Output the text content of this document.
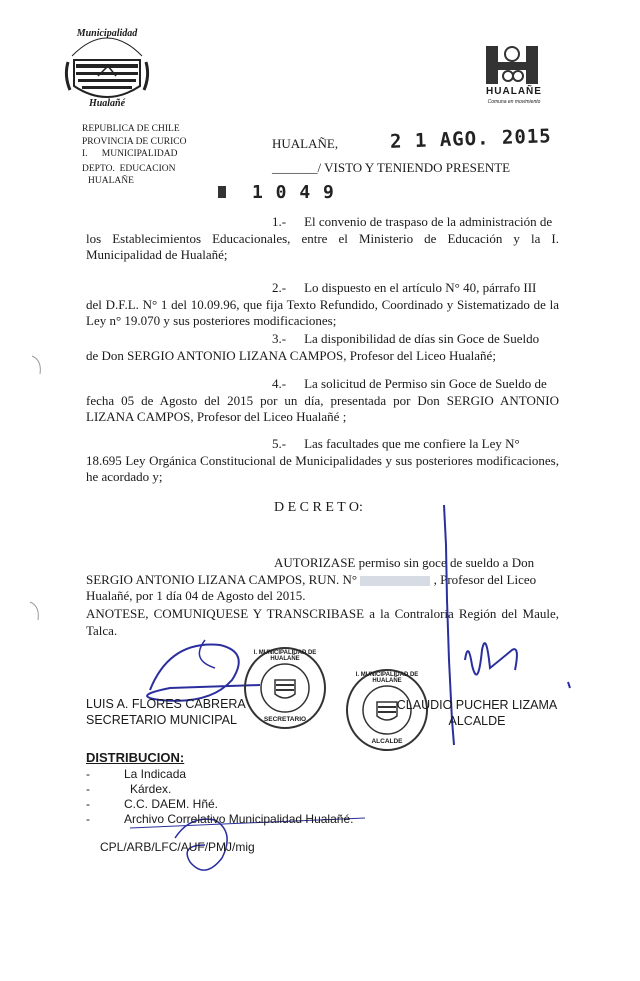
Municipalidad
Hualañé
HUALAÑE
Comuna en movimiento
REPUBLICA DE CHILE
PROVINCIA DE CURICO
I.      MUNICIPALIDAD
DEPTO.  EDUCACION
HUALAÑE
HUALAÑE,	2 1 AGO. 2015
_______/ VISTO Y TENIENDO PRESENTE
1 0 4 9
1.- El convenio de traspaso de la administración de
los Establecimientos Educacionales, entre el Ministerio de Educación y la I. Municipalidad de Hualañé;
2.- Lo dispuesto en el artículo N° 40, párrafo III
del D.F.L. N° 1 del 10.09.96, que fija Texto Refundido, Coordinado y Sistematizado de la Ley n° 19.070 y sus posteriores modificaciones;
3.- La disponibilidad de días sin Goce de Sueldo
de Don SERGIO ANTONIO LIZANA CAMPOS, Profesor del Liceo Hualañé;
4.- La solicitud de Permiso sin Goce de Sueldo de
fecha 05 de Agosto del 2015 por un día, presentada por Don SERGIO ANTONIO LIZANA CAMPOS, Profesor del Liceo Hualañé ;
5.- Las facultades que me confiere la Ley N°
18.695 Ley Orgánica Constitucional de Municipalidades y sus posteriores modificaciones, he acordado y;
D E C R E T O:
AUTORIZASE permiso sin goce de sueldo a Don
SERGIO ANTONIO LIZANA CAMPOS, RUN. N°	, Profesor del Liceo
Hualañé, por 1 día 04 de Agosto del 2015.
ANOTESE, COMUNIQUESE Y TRANSCRIBASE a la Contraloría Región del Maule, Talca.
I. MUNICIPALIDAD DE HUALAÑE
SECRETARIO
I. MUNICIPALIDAD DE HUALAÑE
ALCALDE
LUIS A. FLORES CABRERA
SECRETARIO MUNICIPAL
CLAUDIO PUCHER LIZAMA
ALCALDE
DISTRIBUCION:
-	La Indicada
-	Kárdex.
-	C.C. DAEM. Hñé.
-	Archivo Correlativo Municipalidad Hualañé.
CPL/ARB/LFC/AUF/PMJ/mig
######
# Directive
Quote the preceding records in their entirety, excluding every picture.

# Task response
Output the text content of this document.
Municipalidad
Hualañé
HUALAÑE
Comuna en movimiento
REPUBLICA DE CHILE
PROVINCIA DE CURICO
I.      MUNICIPALIDAD
DEPTO.  EDUCACION
HUALAÑE
HUALAÑE,	2 1 AGO. 2015
_______/ VISTO Y TENIENDO PRESENTE
1 0 4 9
1.- El convenio de traspaso de la administración de
los Establecimientos Educacionales, entre el Ministerio de Educación y la I. Municipalidad de Hualañé;
2.- Lo dispuesto en el artículo N° 40, párrafo III
del D.F.L. N° 1 del 10.09.96, que fija Texto Refundido, Coordinado y Sistematizado de la Ley n° 19.070 y sus posteriores modificaciones;
3.- La disponibilidad de días sin Goce de Sueldo
de Don SERGIO ANTONIO LIZANA CAMPOS, Profesor del Liceo Hualañé;
4.- La solicitud de Permiso sin Goce de Sueldo de
fecha 05 de Agosto del 2015 por un día, presentada por Don SERGIO ANTONIO LIZANA CAMPOS, Profesor del Liceo Hualañé ;
5.- Las facultades que me confiere la Ley N°
18.695 Ley Orgánica Constitucional de Municipalidades y sus posteriores modificaciones, he acordado y;
D E C R E T O:
AUTORIZASE permiso sin goce de sueldo a Don
SERGIO ANTONIO LIZANA CAMPOS, RUN. N°	, Profesor del Liceo
Hualañé, por 1 día 04 de Agosto del 2015.
ANOTESE, COMUNIQUESE Y TRANSCRIBASE a la Contraloría Región del Maule, Talca.
I. MUNICIPALIDAD DE HUALAÑE
SECRETARIO
I. MUNICIPALIDAD DE HUALAÑE
ALCALDE
LUIS A. FLORES CABRERA
SECRETARIO MUNICIPAL
CLAUDIO PUCHER LIZAMA
ALCALDE
DISTRIBUCION:
-	La Indicada
-	Kárdex.
-	C.C. DAEM. Hñé.
-	Archivo Correlativo Municipalidad Hualañé.
CPL/ARB/LFC/AUF/PMJ/mig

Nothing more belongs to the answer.